-- begin Input material --
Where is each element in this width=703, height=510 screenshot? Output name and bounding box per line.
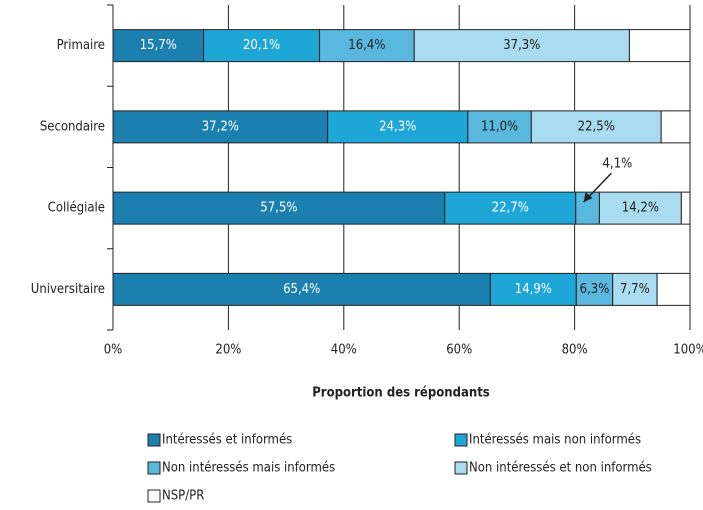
bar-segment [628,29,691,63]
value-label: 6,3% [580,282,610,297]
bar-segment [656,272,691,306]
legend-swatch [454,433,468,447]
x-tick-label: 40% [331,343,357,358]
value-label: 14,2% [622,201,659,216]
value-label: 20,1% [243,38,280,53]
bar-segment [112,191,446,225]
y-tick-label: Collégiale [48,201,105,216]
bar-segment [598,191,682,225]
y-tick-label: Secondaire [40,119,105,134]
legend-label: Intéressés et informés [162,433,292,448]
bar-segment [203,29,321,63]
y-tick-label: Universitaire [31,282,105,297]
value-label: 7,7% [620,282,650,297]
value-label: 22,7% [492,201,529,216]
x-tick-label: 80% [562,343,588,358]
value-label: 15,7% [140,38,177,53]
legend-swatch [454,461,468,475]
arrow-head [583,192,593,203]
value-label: 16,4% [348,38,385,53]
legend-swatch [147,489,161,503]
bar-segment [413,29,630,63]
x-tick-label: 20% [215,343,241,358]
bar-segment [680,191,691,225]
value-label: 37,3% [503,38,540,53]
value-label: 57,5% [260,201,297,216]
bar-segment [467,110,532,144]
legend-label: Non intéressés et non informés [469,461,652,476]
x-tick-label: 60% [446,343,472,358]
value-label: 37,2% [202,119,239,134]
value-label: 22,5% [578,119,615,134]
value-label: 65,4% [283,282,320,297]
bar-segment [444,191,577,225]
bar-segment [327,110,469,144]
legend-swatch [147,433,161,447]
value-label: 4,1% [603,157,633,172]
bar-segment [319,29,415,63]
x-tick-label: 100% [673,343,703,358]
bar-segment [660,110,691,144]
value-label: 11,0% [481,119,518,134]
legend-swatch [147,461,161,475]
value-label: 24,3% [379,119,416,134]
x-axis-title: Proportion des répondants [312,386,490,401]
bar-segment [612,272,658,306]
legend-label: Non intéressés mais informés [162,461,335,476]
legend-label: Intéressés mais non informés [469,433,641,448]
x-tick-label: 0% [104,343,123,358]
value-label: 14,9% [515,282,552,297]
y-tick-label: Primaire [57,38,105,53]
bar-segment [112,110,329,144]
legend-label: NSP/PR [162,489,204,504]
bar-segment [112,29,205,63]
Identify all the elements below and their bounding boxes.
-- end Input material --
> **Set task**
Switch each "value-label" in the entries above to "data-label" and give the lines again with nothing else changed. Leave the pictures out of your answer.

> **Complete answer**
Where is each element in this width=703, height=510 screenshot? Output name and bounding box per line.
bar-segment [628,29,691,63]
data-label: 6,3% [580,282,610,297]
bar-segment [656,272,691,306]
legend-swatch [454,433,468,447]
x-tick-label: 40% [331,343,357,358]
data-label: 14,2% [622,201,659,216]
data-label: 20,1% [243,38,280,53]
bar-segment [112,191,446,225]
y-tick-label: Collégiale [48,201,105,216]
bar-segment [598,191,682,225]
y-tick-label: Secondaire [40,119,105,134]
legend-label: Intéressés et informés [162,433,292,448]
bar-segment [203,29,321,63]
y-tick-label: Universitaire [31,282,105,297]
data-label: 7,7% [620,282,650,297]
data-label: 22,7% [492,201,529,216]
x-tick-label: 80% [562,343,588,358]
data-label: 15,7% [140,38,177,53]
legend-swatch [454,461,468,475]
arrow-head [583,192,593,203]
data-label: 16,4% [348,38,385,53]
legend-swatch [147,489,161,503]
bar-segment [413,29,630,63]
x-tick-label: 20% [215,343,241,358]
bar-segment [680,191,691,225]
data-label: 37,3% [503,38,540,53]
data-label: 57,5% [260,201,297,216]
bar-segment [467,110,532,144]
legend-label: Non intéressés et non informés [469,461,652,476]
x-tick-label: 60% [446,343,472,358]
data-label: 37,2% [202,119,239,134]
data-label: 22,5% [578,119,615,134]
data-label: 65,4% [283,282,320,297]
bar-segment [444,191,577,225]
bar-segment [327,110,469,144]
legend-swatch [147,433,161,447]
data-label: 4,1% [603,157,633,172]
bar-segment [319,29,415,63]
x-tick-label: 100% [673,343,703,358]
bar-segment [660,110,691,144]
data-label: 11,0% [481,119,518,134]
legend-swatch [147,461,161,475]
data-label: 24,3% [379,119,416,134]
x-axis-title: Proportion des répondants [312,386,490,401]
bar-segment [612,272,658,306]
legend-label: Non intéressés mais informés [162,461,335,476]
legend-label: Intéressés mais non informés [469,433,641,448]
x-tick-label: 0% [104,343,123,358]
data-label: 14,9% [515,282,552,297]
y-tick-label: Primaire [57,38,105,53]
bar-segment [112,110,329,144]
legend-label: NSP/PR [162,489,204,504]
bar-segment [112,29,205,63]
Identify all the elements below and their bounding boxes.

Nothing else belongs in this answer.